** BEGIN Record set **

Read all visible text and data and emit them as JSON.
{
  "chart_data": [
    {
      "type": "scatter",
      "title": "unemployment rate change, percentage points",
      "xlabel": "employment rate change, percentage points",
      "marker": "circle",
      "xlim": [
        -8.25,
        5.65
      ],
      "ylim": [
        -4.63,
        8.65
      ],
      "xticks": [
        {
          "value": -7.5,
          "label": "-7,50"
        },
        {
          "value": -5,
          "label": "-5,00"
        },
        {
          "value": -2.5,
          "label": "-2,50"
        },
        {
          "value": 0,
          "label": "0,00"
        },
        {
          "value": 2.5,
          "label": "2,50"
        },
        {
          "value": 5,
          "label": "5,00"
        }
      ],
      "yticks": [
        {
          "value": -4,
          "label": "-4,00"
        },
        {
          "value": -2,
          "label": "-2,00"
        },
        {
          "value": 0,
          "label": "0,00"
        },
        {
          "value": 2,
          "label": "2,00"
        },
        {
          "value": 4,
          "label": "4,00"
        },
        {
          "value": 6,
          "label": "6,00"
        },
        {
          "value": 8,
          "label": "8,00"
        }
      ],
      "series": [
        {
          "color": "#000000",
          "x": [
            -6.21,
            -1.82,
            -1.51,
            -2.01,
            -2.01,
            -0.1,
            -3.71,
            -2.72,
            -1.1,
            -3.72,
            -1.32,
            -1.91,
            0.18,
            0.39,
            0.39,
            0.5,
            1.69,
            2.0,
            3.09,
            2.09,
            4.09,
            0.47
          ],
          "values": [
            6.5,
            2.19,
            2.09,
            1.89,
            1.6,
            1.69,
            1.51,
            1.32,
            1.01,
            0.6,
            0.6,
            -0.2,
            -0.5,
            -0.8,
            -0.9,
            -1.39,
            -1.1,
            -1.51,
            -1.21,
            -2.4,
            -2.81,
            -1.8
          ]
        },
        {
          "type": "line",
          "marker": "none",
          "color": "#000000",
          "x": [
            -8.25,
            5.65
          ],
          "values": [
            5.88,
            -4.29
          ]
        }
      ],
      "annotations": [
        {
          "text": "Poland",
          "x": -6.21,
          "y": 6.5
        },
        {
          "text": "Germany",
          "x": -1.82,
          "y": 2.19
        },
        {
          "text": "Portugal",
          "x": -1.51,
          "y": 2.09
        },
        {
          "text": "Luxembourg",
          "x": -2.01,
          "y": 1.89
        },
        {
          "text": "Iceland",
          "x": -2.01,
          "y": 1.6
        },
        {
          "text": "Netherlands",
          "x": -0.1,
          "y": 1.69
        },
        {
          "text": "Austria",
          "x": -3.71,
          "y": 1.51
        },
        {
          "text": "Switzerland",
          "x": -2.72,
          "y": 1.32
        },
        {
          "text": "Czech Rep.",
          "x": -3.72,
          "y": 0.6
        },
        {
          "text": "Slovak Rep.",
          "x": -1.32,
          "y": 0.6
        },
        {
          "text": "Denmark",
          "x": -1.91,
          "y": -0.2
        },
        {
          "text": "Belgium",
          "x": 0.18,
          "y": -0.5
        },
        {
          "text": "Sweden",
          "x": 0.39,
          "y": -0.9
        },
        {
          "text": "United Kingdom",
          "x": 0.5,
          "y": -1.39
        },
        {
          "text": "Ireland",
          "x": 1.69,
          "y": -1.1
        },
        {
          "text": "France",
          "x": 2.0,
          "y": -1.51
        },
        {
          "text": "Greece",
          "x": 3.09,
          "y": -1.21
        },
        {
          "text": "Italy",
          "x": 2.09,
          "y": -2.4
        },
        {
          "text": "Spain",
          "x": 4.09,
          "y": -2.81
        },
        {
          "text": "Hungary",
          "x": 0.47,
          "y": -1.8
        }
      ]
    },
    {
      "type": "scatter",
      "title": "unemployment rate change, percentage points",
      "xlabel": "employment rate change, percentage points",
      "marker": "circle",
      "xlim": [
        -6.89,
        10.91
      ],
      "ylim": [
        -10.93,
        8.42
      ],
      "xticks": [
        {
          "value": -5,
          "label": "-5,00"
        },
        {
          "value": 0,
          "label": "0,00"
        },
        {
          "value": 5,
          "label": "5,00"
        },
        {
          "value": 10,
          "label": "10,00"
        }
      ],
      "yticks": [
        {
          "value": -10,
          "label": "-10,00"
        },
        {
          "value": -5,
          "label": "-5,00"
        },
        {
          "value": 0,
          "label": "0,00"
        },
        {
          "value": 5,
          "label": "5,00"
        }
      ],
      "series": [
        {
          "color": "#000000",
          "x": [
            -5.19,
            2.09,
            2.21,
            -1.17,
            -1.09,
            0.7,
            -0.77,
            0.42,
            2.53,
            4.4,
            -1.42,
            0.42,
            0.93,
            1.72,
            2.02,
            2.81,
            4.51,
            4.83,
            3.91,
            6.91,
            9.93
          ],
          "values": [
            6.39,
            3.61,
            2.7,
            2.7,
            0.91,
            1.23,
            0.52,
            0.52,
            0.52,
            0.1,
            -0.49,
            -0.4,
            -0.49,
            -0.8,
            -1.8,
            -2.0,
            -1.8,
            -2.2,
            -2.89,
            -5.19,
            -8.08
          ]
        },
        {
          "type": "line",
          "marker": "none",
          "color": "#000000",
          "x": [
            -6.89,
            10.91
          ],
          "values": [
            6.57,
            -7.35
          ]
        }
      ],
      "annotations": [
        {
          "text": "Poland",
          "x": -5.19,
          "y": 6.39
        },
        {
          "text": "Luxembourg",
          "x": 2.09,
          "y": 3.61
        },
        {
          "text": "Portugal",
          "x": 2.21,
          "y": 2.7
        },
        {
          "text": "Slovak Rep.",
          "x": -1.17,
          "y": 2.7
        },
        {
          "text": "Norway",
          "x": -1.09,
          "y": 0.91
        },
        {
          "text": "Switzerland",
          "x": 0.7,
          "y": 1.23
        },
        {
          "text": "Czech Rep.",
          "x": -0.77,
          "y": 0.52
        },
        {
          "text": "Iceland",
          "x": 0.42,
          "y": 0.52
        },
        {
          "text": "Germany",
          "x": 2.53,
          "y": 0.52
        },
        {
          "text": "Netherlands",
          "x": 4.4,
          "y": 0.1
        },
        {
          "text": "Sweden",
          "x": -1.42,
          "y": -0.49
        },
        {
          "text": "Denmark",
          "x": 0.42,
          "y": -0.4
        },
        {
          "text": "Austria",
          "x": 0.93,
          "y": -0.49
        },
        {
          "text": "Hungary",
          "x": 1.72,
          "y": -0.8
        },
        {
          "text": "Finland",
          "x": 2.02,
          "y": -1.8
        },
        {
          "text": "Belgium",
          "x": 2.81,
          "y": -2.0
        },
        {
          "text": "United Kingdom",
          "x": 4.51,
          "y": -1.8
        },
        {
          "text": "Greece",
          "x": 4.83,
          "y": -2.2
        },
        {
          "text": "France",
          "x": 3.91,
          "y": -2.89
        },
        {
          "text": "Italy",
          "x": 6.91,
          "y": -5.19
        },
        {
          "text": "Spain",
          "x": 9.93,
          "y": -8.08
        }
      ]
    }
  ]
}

** END Record set **

## Problem to solve
Every line above should be printed again exactly as it stands.

## Reply to the exercise
Read all visible text and data and emit them as JSON.
{
  "chart_data": [
    {
      "type": "scatter",
      "title": "unemployment rate change, percentage points",
      "xlabel": "employment rate change, percentage points",
      "marker": "circle",
      "xlim": [
        -8.25,
        5.65
      ],
      "ylim": [
        -4.63,
        8.65
      ],
      "xticks": [
        {
          "value": -7.5,
          "label": "-7,50"
        },
        {
          "value": -5,
          "label": "-5,00"
        },
        {
          "value": -2.5,
          "label": "-2,50"
        },
        {
          "value": 0,
          "label": "0,00"
        },
        {
          "value": 2.5,
          "label": "2,50"
        },
        {
          "value": 5,
          "label": "5,00"
        }
      ],
      "yticks": [
        {
          "value": -4,
          "label": "-4,00"
        },
        {
          "value": -2,
          "label": "-2,00"
        },
        {
          "value": 0,
          "label": "0,00"
        },
        {
          "value": 2,
          "label": "2,00"
        },
        {
          "value": 4,
          "label": "4,00"
        },
        {
          "value": 6,
          "label": "6,00"
        },
        {
          "value": 8,
          "label": "8,00"
        }
      ],
      "series": [
        {
          "color": "#000000",
          "x": [
            -6.21,
            -1.82,
            -1.51,
            -2.01,
            -2.01,
            -0.1,
            -3.71,
            -2.72,
            -1.1,
            -3.72,
            -1.32,
            -1.91,
            0.18,
            0.39,
            0.39,
            0.5,
            1.69,
            2.0,
            3.09,
            2.09,
            4.09,
            0.47
          ],
          "values": [
            6.5,
            2.19,
            2.09,
            1.89,
            1.6,
            1.69,
            1.51,
            1.32,
            1.01,
            0.6,
            0.6,
            -0.2,
            -0.5,
            -0.8,
            -0.9,
            -1.39,
            -1.1,
            -1.51,
            -1.21,
            -2.4,
            -2.81,
            -1.8
          ]
        },
        {
          "type": "line",
          "marker": "none",
          "color": "#000000",
          "x": [
            -8.25,
            5.65
          ],
          "values": [
            5.88,
            -4.29
          ]
        }
      ],
      "annotations": [
        {
          "text": "Poland",
          "x": -6.21,
          "y": 6.5
        },
        {
          "text": "Germany",
          "x": -1.82,
          "y": 2.19
        },
        {
          "text": "Portugal",
          "x": -1.51,
          "y": 2.09
        },
        {
          "text": "Luxembourg",
          "x": -2.01,
          "y": 1.89
        },
        {
          "text": "Iceland",
          "x": -2.01,
          "y": 1.6
        },
        {
          "text": "Netherlands",
          "x": -0.1,
          "y": 1.69
        },
        {
          "text": "Austria",
          "x": -3.71,
          "y": 1.51
        },
        {
          "text": "Switzerland",
          "x": -2.72,
          "y": 1.32
        },
        {
          "text": "Czech Rep.",
          "x": -3.72,
          "y": 0.6
        },
        {
          "text": "Slovak Rep.",
          "x": -1.32,
          "y": 0.6
        },
        {
          "text": "Denmark",
          "x": -1.91,
          "y": -0.2
        },
        {
          "text": "Belgium",
          "x": 0.18,
          "y": -0.5
        },
        {
          "text": "Sweden",
          "x": 0.39,
          "y": -0.9
        },
        {
          "text": "United Kingdom",
          "x": 0.5,
          "y": -1.39
        },
        {
          "text": "Ireland",
          "x": 1.69,
          "y": -1.1
        },
        {
          "text": "France",
          "x": 2.0,
          "y": -1.51
        },
        {
          "text": "Greece",
          "x": 3.09,
          "y": -1.21
        },
        {
          "text": "Italy",
          "x": 2.09,
          "y": -2.4
        },
        {
          "text": "Spain",
          "x": 4.09,
          "y": -2.81
        },
        {
          "text": "Hungary",
          "x": 0.47,
          "y": -1.8
        }
      ]
    },
    {
      "type": "scatter",
      "title": "unemployment rate change, percentage points",
      "xlabel": "employment rate change, percentage points",
      "marker": "circle",
      "xlim": [
        -6.89,
        10.91
      ],
      "ylim": [
        -10.93,
        8.42
      ],
      "xticks": [
        {
          "value": -5,
          "label": "-5,00"
        },
        {
          "value": 0,
          "label": "0,00"
        },
        {
          "value": 5,
          "label": "5,00"
        },
        {
          "value": 10,
          "label": "10,00"
        }
      ],
      "yticks": [
        {
          "value": -10,
          "label": "-10,00"
        },
        {
          "value": -5,
          "label": "-5,00"
        },
        {
          "value": 0,
          "label": "0,00"
        },
        {
          "value": 5,
          "label": "5,00"
        }
      ],
      "series": [
        {
          "color": "#000000",
          "x": [
            -5.19,
            2.09,
            2.21,
            -1.17,
            -1.09,
            0.7,
            -0.77,
            0.42,
            2.53,
            4.4,
            -1.42,
            0.42,
            0.93,
            1.72,
            2.02,
            2.81,
            4.51,
            4.83,
            3.91,
            6.91,
            9.93
          ],
          "values": [
            6.39,
            3.61,
            2.7,
            2.7,
            0.91,
            1.23,
            0.52,
            0.52,
            0.52,
            0.1,
            -0.49,
            -0.4,
            -0.49,
            -0.8,
            -1.8,
            -2.0,
            -1.8,
            -2.2,
            -2.89,
            -5.19,
            -8.08
          ]
        },
        {
          "type": "line",
          "marker": "none",
          "color": "#000000",
          "x": [
            -6.89,
            10.91
          ],
          "values": [
            6.57,
            -7.35
          ]
        }
      ],
      "annotations": [
        {
          "text": "Poland",
          "x": -5.19,
          "y": 6.39
        },
        {
          "text": "Luxembourg",
          "x": 2.09,
          "y": 3.61
        },
        {
          "text": "Portugal",
          "x": 2.21,
          "y": 2.7
        },
        {
          "text": "Slovak Rep.",
          "x": -1.17,
          "y": 2.7
        },
        {
          "text": "Norway",
          "x": -1.09,
          "y": 0.91
        },
        {
          "text": "Switzerland",
          "x": 0.7,
          "y": 1.23
        },
        {
          "text": "Czech Rep.",
          "x": -0.77,
          "y": 0.52
        },
        {
          "text": "Iceland",
          "x": 0.42,
          "y": 0.52
        },
        {
          "text": "Germany",
          "x": 2.53,
          "y": 0.52
        },
        {
          "text": "Netherlands",
          "x": 4.4,
          "y": 0.1
        },
        {
          "text": "Sweden",
          "x": -1.42,
          "y": -0.49
        },
        {
          "text": "Denmark",
          "x": 0.42,
          "y": -0.4
        },
        {
          "text": "Austria",
          "x": 0.93,
          "y": -0.49
        },
        {
          "text": "Hungary",
          "x": 1.72,
          "y": -0.8
        },
        {
          "text": "Finland",
          "x": 2.02,
          "y": -1.8
        },
        {
          "text": "Belgium",
          "x": 2.81,
          "y": -2.0
        },
        {
          "text": "United Kingdom",
          "x": 4.51,
          "y": -1.8
        },
        {
          "text": "Greece",
          "x": 4.83,
          "y": -2.2
        },
        {
          "text": "France",
          "x": 3.91,
          "y": -2.89
        },
        {
          "text": "Italy",
          "x": 6.91,
          "y": -5.19
        },
        {
          "text": "Spain",
          "x": 9.93,
          "y": -8.08
        }
      ]
    }
  ]
}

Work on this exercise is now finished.